### [Challenge]
The exercise asks you to copy every line below in which "color" appears.

[Start Entries shown]

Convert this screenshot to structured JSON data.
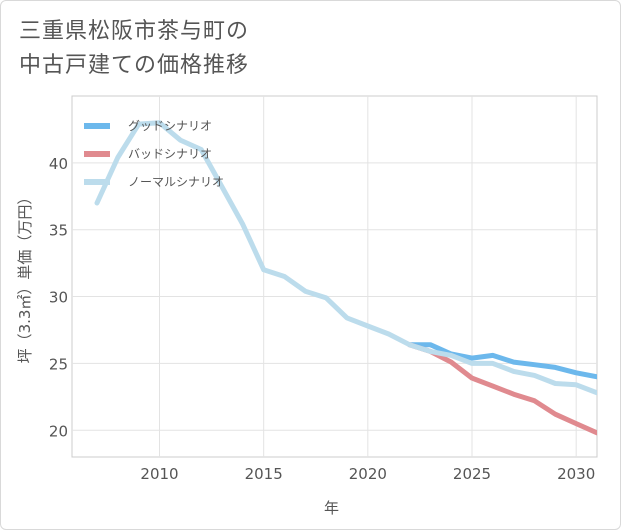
{
  "header": {
    "title_line1": "三重県松阪市茶与町の",
    "title_line2": "中古戸建ての価格推移"
  },
  "chart_data": {
    "type": "line",
    "xlabel": "年",
    "ylabel": "坪（3.3㎡）単価（万円）",
    "xlim": [
      2005.8,
      2031
    ],
    "ylim": [
      18,
      45
    ],
    "xticks": [
      2010,
      2015,
      2020,
      2025,
      2030
    ],
    "yticks": [
      20,
      25,
      30,
      35,
      40
    ],
    "grid": true,
    "legend": "top-left",
    "series": [
      {
        "name": "グッドシナリオ",
        "color": "#6cb8ec",
        "x": [
          2022,
          2023,
          2024,
          2025,
          2026,
          2027,
          2028,
          2029,
          2030,
          2031
        ],
        "y": [
          26.4,
          26.4,
          25.7,
          25.4,
          25.6,
          25.1,
          24.9,
          24.7,
          24.3,
          24.0
        ]
      },
      {
        "name": "バッドシナリオ",
        "color": "#e08a8f",
        "x": [
          2022,
          2023,
          2024,
          2025,
          2026,
          2027,
          2028,
          2029,
          2030,
          2031
        ],
        "y": [
          26.4,
          25.9,
          25.1,
          23.9,
          23.3,
          22.7,
          22.2,
          21.2,
          20.5,
          19.8
        ]
      },
      {
        "name": "ノーマルシナリオ",
        "color": "#bcdcec",
        "x": [
          2007,
          2008,
          2009,
          2010,
          2011,
          2012,
          2013,
          2014,
          2015,
          2016,
          2017,
          2018,
          2019,
          2020,
          2021,
          2022,
          2023,
          2024,
          2025,
          2026,
          2027,
          2028,
          2029,
          2030,
          2031
        ],
        "y": [
          37.0,
          40.4,
          42.9,
          43.0,
          41.7,
          41.0,
          38.2,
          35.4,
          32.0,
          31.5,
          30.4,
          29.9,
          28.4,
          27.8,
          27.2,
          26.4,
          25.9,
          25.6,
          25.0,
          25.0,
          24.4,
          24.1,
          23.5,
          23.4,
          22.8
        ]
      }
    ]
  }
}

[End Entries shown]

### [Full answer]
        "color": "#6cb8ec",
        "color": "#e08a8f",
        "color": "#bcdcec",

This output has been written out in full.